▸ Data in this exercise:
..........

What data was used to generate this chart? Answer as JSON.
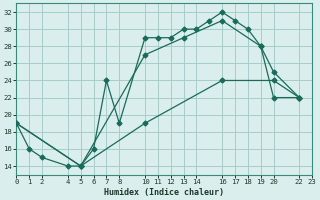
{
  "xlabel": "Humidex (Indice chaleur)",
  "bg_color": "#daeeed",
  "grid_color": "#a8ccca",
  "line_color": "#1a6b5a",
  "xlim": [
    0,
    23
  ],
  "ylim": [
    13,
    33
  ],
  "xticks": [
    0,
    1,
    2,
    4,
    5,
    6,
    7,
    8,
    10,
    11,
    12,
    13,
    14,
    16,
    17,
    18,
    19,
    20,
    22,
    23
  ],
  "yticks": [
    14,
    16,
    18,
    20,
    22,
    24,
    26,
    28,
    30,
    32
  ],
  "line1_x": [
    0,
    1,
    2,
    4,
    5,
    6,
    7,
    8,
    10,
    11,
    12,
    13,
    14,
    15,
    16,
    17,
    18,
    19,
    20,
    22
  ],
  "line1_y": [
    19,
    16,
    15,
    14,
    14,
    16,
    24,
    19,
    29,
    29,
    29,
    30,
    30,
    31,
    32,
    31,
    30,
    28,
    22,
    22
  ],
  "line2_x": [
    0,
    5,
    10,
    13,
    16,
    19,
    20,
    22
  ],
  "line2_y": [
    19,
    14,
    27,
    29,
    31,
    28,
    25,
    22
  ],
  "line3_x": [
    0,
    5,
    10,
    16,
    20,
    22
  ],
  "line3_y": [
    19,
    14,
    19,
    24,
    24,
    22
  ]
}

..........

▸ What you should do:
Without the pictures, transcribe the listing above exactly.

▸ Response to the exercise:
What data was used to generate this chart? Answer as JSON.
{
  "xlabel": "Humidex (Indice chaleur)",
  "bg_color": "#daeeed",
  "grid_color": "#a8ccca",
  "line_color": "#1a6b5a",
  "xlim": [
    0,
    23
  ],
  "ylim": [
    13,
    33
  ],
  "xticks": [
    0,
    1,
    2,
    4,
    5,
    6,
    7,
    8,
    10,
    11,
    12,
    13,
    14,
    16,
    17,
    18,
    19,
    20,
    22,
    23
  ],
  "yticks": [
    14,
    16,
    18,
    20,
    22,
    24,
    26,
    28,
    30,
    32
  ],
  "line1_x": [
    0,
    1,
    2,
    4,
    5,
    6,
    7,
    8,
    10,
    11,
    12,
    13,
    14,
    15,
    16,
    17,
    18,
    19,
    20,
    22
  ],
  "line1_y": [
    19,
    16,
    15,
    14,
    14,
    16,
    24,
    19,
    29,
    29,
    29,
    30,
    30,
    31,
    32,
    31,
    30,
    28,
    22,
    22
  ],
  "line2_x": [
    0,
    5,
    10,
    13,
    16,
    19,
    20,
    22
  ],
  "line2_y": [
    19,
    14,
    27,
    29,
    31,
    28,
    25,
    22
  ],
  "line3_x": [
    0,
    5,
    10,
    16,
    20,
    22
  ],
  "line3_y": [
    19,
    14,
    19,
    24,
    24,
    22
  ]
}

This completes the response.